> _TASK MATERIAL_
***
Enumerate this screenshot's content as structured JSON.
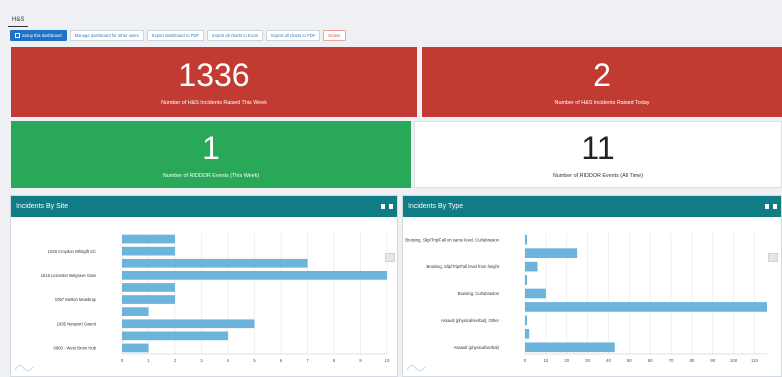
{
  "tabs": [
    {
      "label": "H&S"
    }
  ],
  "toolbar": {
    "setup_label": "Setup this dashboard",
    "manage_label": "Manage dashboard for other users",
    "export_pdf_label": "Export dashboard to PDF",
    "export_excel_label": "Export all charts to Excel",
    "export_charts_pdf_label": "Export all charts to PDF",
    "delete_label": "Delete"
  },
  "tiles": {
    "week_incidents": {
      "value": "1336",
      "label": "Number of H&S Incidents Raised This Week"
    },
    "today_incidents": {
      "value": "2",
      "label": "Number of H&S Incidents Raised Today"
    },
    "riddor_week": {
      "value": "1",
      "label": "Number of RIDDOR Events (This Week)"
    },
    "riddor_all": {
      "value": "11",
      "label": "Number of RIDDOR Events (All Time)"
    }
  },
  "panels": {
    "by_site": {
      "title": "Incidents By Site"
    },
    "by_type": {
      "title": "Incidents By Type"
    }
  },
  "colors": {
    "red": "#c23b32",
    "green": "#2aa85a",
    "teal": "#0f7c86",
    "bar": "#6cb4dc",
    "primary": "#1f73c6"
  },
  "chart_data": [
    {
      "type": "bar",
      "orientation": "horizontal",
      "title": "Incidents By Site",
      "categories": [
        "",
        "1029 Croydon Whitgift SC",
        "",
        "1515 Leicester Belgrave Gate",
        "",
        "1057 Melton Mowbray",
        "",
        "1935 Newport Gwent",
        "",
        "0900 - West Brom Hub"
      ],
      "values": [
        2,
        2,
        7,
        10,
        2,
        2,
        1,
        5,
        4,
        1
      ],
      "xlim": [
        0,
        10
      ],
      "xticks": [
        0,
        1,
        2,
        3,
        4,
        5,
        6,
        7,
        8,
        9,
        10
      ],
      "grid": true
    },
    {
      "type": "bar",
      "orientation": "horizontal",
      "title": "Incidents By Type",
      "categories": [
        "Bruising, Slip/Trip/Fall on same level, Cut/abrasion",
        "",
        "Bruising, Slip/Trip/Fall level from height",
        "",
        "Bruising, Cut/abrasion",
        "",
        "Assault (physical/verbal), Other",
        "",
        "Assault (physical/verbal)"
      ],
      "values": [
        1,
        25,
        6,
        1,
        10,
        116,
        1,
        2,
        43
      ],
      "xlim": [
        0,
        116
      ],
      "xticks": [
        0,
        10,
        20,
        30,
        40,
        50,
        60,
        70,
        80,
        90,
        100,
        110
      ],
      "grid": true
    }
  ]
}
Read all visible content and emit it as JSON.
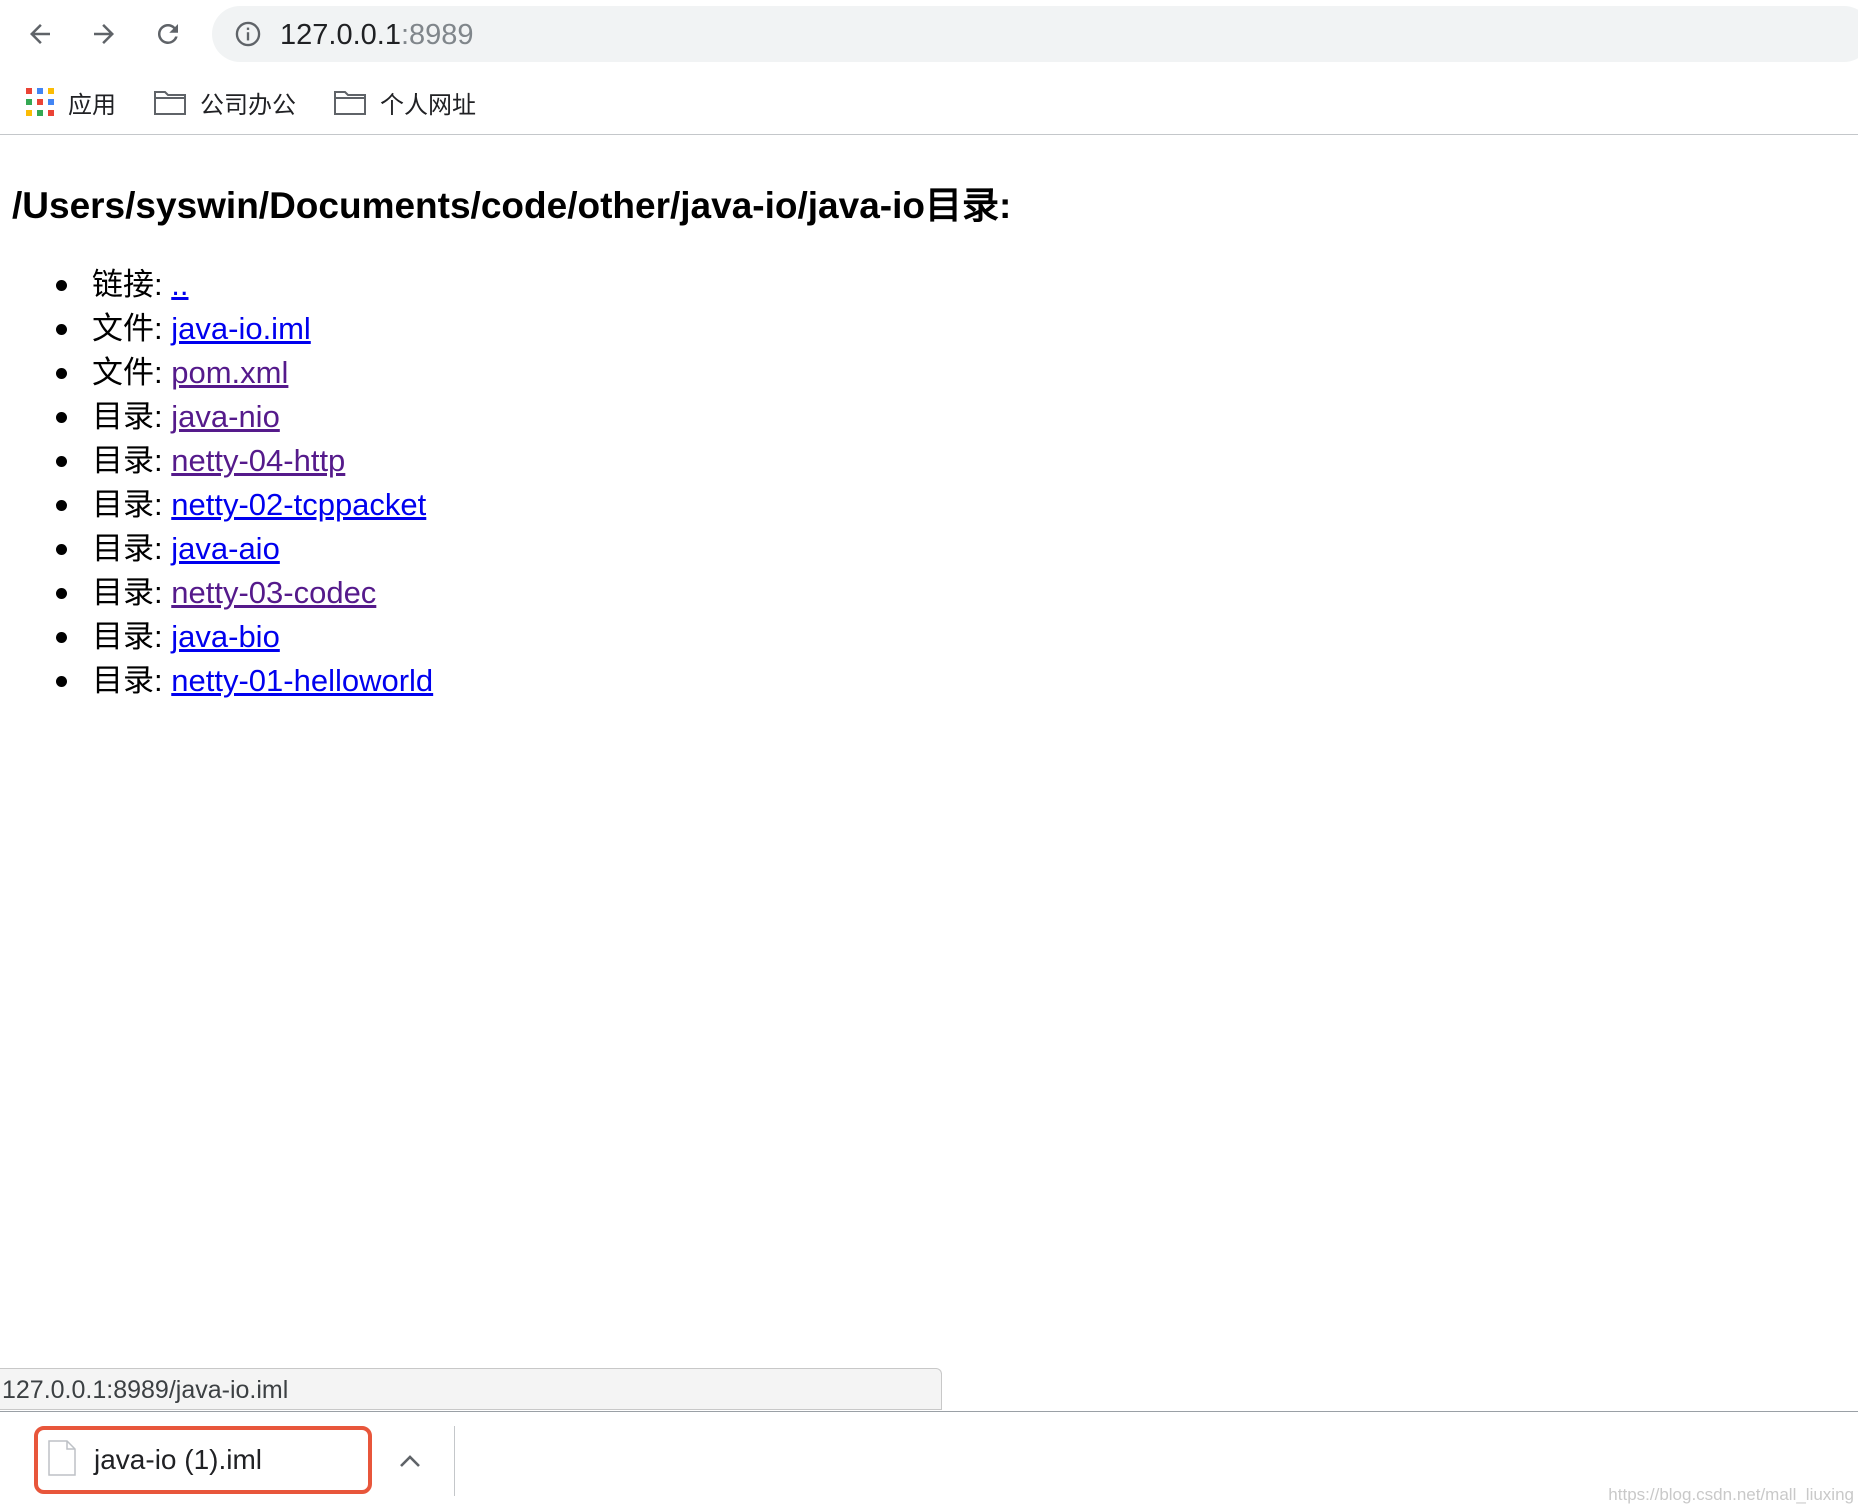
***
> _WHAT TO PRODUCE_
Give every line of the material that includes the string "Bruising".

> _COMPLETED TASK_
        "Bruising, Slip/Trip/Fall on same level, Cut/abrasion",
        "Bruising, Slip/Trip/Fall level from height",
        "Bruising, Cut/abrasion",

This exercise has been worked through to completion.